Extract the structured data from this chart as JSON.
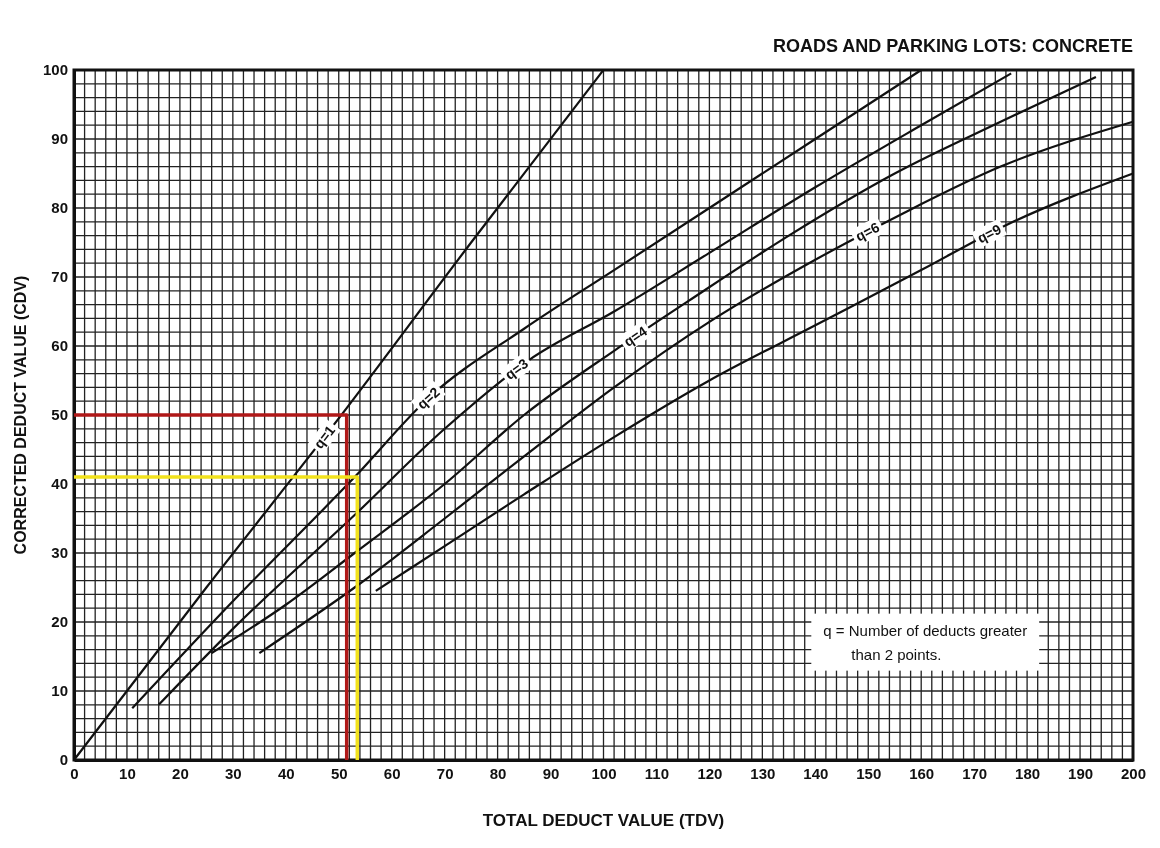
{
  "chart_data": {
    "type": "line",
    "title": "ROADS AND PARKING LOTS:  CONCRETE",
    "xlabel": "TOTAL DEDUCT VALUE (TDV)",
    "ylabel": "CORRECTED DEDUCT VALUE (CDV)",
    "xlim": [
      0,
      200
    ],
    "ylim": [
      0,
      100
    ],
    "xticks": [
      0,
      10,
      20,
      30,
      40,
      50,
      60,
      70,
      80,
      90,
      100,
      110,
      120,
      130,
      140,
      150,
      160,
      170,
      180,
      190,
      200
    ],
    "yticks": [
      0,
      10,
      20,
      30,
      40,
      50,
      60,
      70,
      80,
      90,
      100
    ],
    "grid": true,
    "marker": "none",
    "line_style": "solid",
    "series": [
      {
        "name": "q=1",
        "color": "#111111",
        "x": [
          0,
          25,
          50,
          75,
          100
        ],
        "values": [
          0,
          25,
          49.5,
          75,
          100
        ]
      },
      {
        "name": "q=2",
        "color": "#111111",
        "x": [
          11,
          30,
          53,
          67,
          85,
          102,
          120,
          140,
          160
        ],
        "values": [
          7.5,
          23,
          41,
          52.5,
          62.5,
          71,
          80,
          90,
          100
        ]
      },
      {
        "name": "q=3",
        "color": "#111111",
        "x": [
          16,
          30,
          53,
          70,
          86,
          102,
          120,
          140,
          160,
          177
        ],
        "values": [
          8,
          19,
          35.5,
          48,
          58,
          65,
          73.5,
          83,
          92,
          99.5
        ]
      },
      {
        "name": "q=4",
        "color": "#111111",
        "x": [
          26,
          40,
          53,
          70,
          85,
          102,
          116,
          135,
          155,
          175,
          193
        ],
        "values": [
          15.5,
          22.5,
          30,
          40,
          50,
          59.3,
          66.5,
          76,
          85,
          92.5,
          99
        ]
      },
      {
        "name": "q=6",
        "color": "#111111",
        "x": [
          35,
          53,
          70,
          85,
          102,
          120,
          140,
          156,
          175,
          200
        ],
        "values": [
          15.5,
          25,
          35,
          44,
          54,
          63.5,
          72.5,
          79,
          86,
          92.5
        ]
      },
      {
        "name": "q=9",
        "color": "#111111",
        "x": [
          57,
          70,
          85,
          102,
          120,
          140,
          160,
          176,
          200
        ],
        "values": [
          24.5,
          31,
          38.5,
          46.8,
          55,
          63,
          71,
          77.5,
          85
        ]
      },
      {
        "color": "#b01818",
        "x": [
          0,
          51.5,
          51.5
        ],
        "values": [
          50,
          50,
          0
        ]
      },
      {
        "color": "#f2e21c",
        "x": [
          0,
          53.5,
          53.5
        ],
        "values": [
          41,
          41,
          0
        ]
      }
    ],
    "annotations": [
      "q = Number of deducts greater than 2 points."
    ]
  }
}
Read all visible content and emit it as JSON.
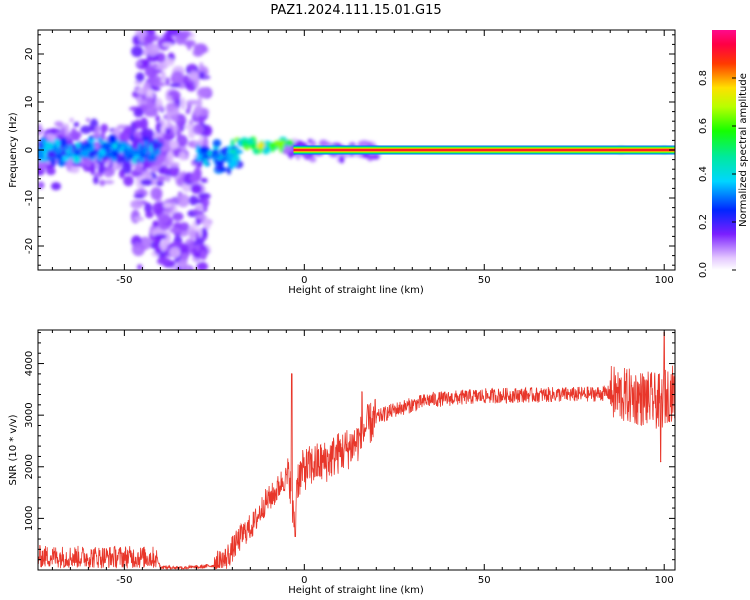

Exercise goal: Output the data exactly. Pictures don't belong in the result.

Output of the exercise:
Extract the structured data from this chart as JSON.
{
  "chart_data": {
    "type": "line",
    "title": "ROADS AND PARKING LOTS:  CONCRETE",
    "xlabel": "TOTAL DEDUCT VALUE (TDV)",
    "ylabel": "CORRECTED DEDUCT VALUE (CDV)",
    "xlim": [
      0,
      200
    ],
    "ylim": [
      0,
      100
    ],
    "xticks": [
      0,
      10,
      20,
      30,
      40,
      50,
      60,
      70,
      80,
      90,
      100,
      110,
      120,
      130,
      140,
      150,
      160,
      170,
      180,
      190,
      200
    ],
    "yticks": [
      0,
      10,
      20,
      30,
      40,
      50,
      60,
      70,
      80,
      90,
      100
    ],
    "grid": true,
    "marker": "none",
    "line_style": "solid",
    "series": [
      {
        "name": "q=1",
        "color": "#111111",
        "x": [
          0,
          25,
          50,
          75,
          100
        ],
        "values": [
          0,
          25,
          49.5,
          75,
          100
        ]
      },
      {
        "name": "q=2",
        "color": "#111111",
        "x": [
          11,
          30,
          53,
          67,
          85,
          102,
          120,
          140,
          160
        ],
        "values": [
          7.5,
          23,
          41,
          52.5,
          62.5,
          71,
          80,
          90,
          100
        ]
      },
      {
        "name": "q=3",
        "color": "#111111",
        "x": [
          16,
          30,
          53,
          70,
          86,
          102,
          120,
          140,
          160,
          177
        ],
        "values": [
          8,
          19,
          35.5,
          48,
          58,
          65,
          73.5,
          83,
          92,
          99.5
        ]
      },
      {
        "name": "q=4",
        "color": "#111111",
        "x": [
          26,
          40,
          53,
          70,
          85,
          102,
          116,
          135,
          155,
          175,
          193
        ],
        "values": [
          15.5,
          22.5,
          30,
          40,
          50,
          59.3,
          66.5,
          76,
          85,
          92.5,
          99
        ]
      },
      {
        "name": "q=6",
        "color": "#111111",
        "x": [
          35,
          53,
          70,
          85,
          102,
          120,
          140,
          156,
          175,
          200
        ],
        "values": [
          15.5,
          25,
          35,
          44,
          54,
          63.5,
          72.5,
          79,
          86,
          92.5
        ]
      },
      {
        "name": "q=9",
        "color": "#111111",
        "x": [
          57,
          70,
          85,
          102,
          120,
          140,
          160,
          176,
          200
        ],
        "values": [
          24.5,
          31,
          38.5,
          46.8,
          55,
          63,
          71,
          77.5,
          85
        ]
      },
      {
        "color": "#b01818",
        "x": [
          0,
          51.5,
          51.5
        ],
        "values": [
          50,
          50,
          0
        ]
      },
      {
        "color": "#f2e21c",
        "x": [
          0,
          53.5,
          53.5
        ],
        "values": [
          41,
          41,
          0
        ]
      }
    ],
    "annotations": [
      "q = Number of deducts greater than 2 points."
    ]
  }
}
Read all visible content and emit it as JSON.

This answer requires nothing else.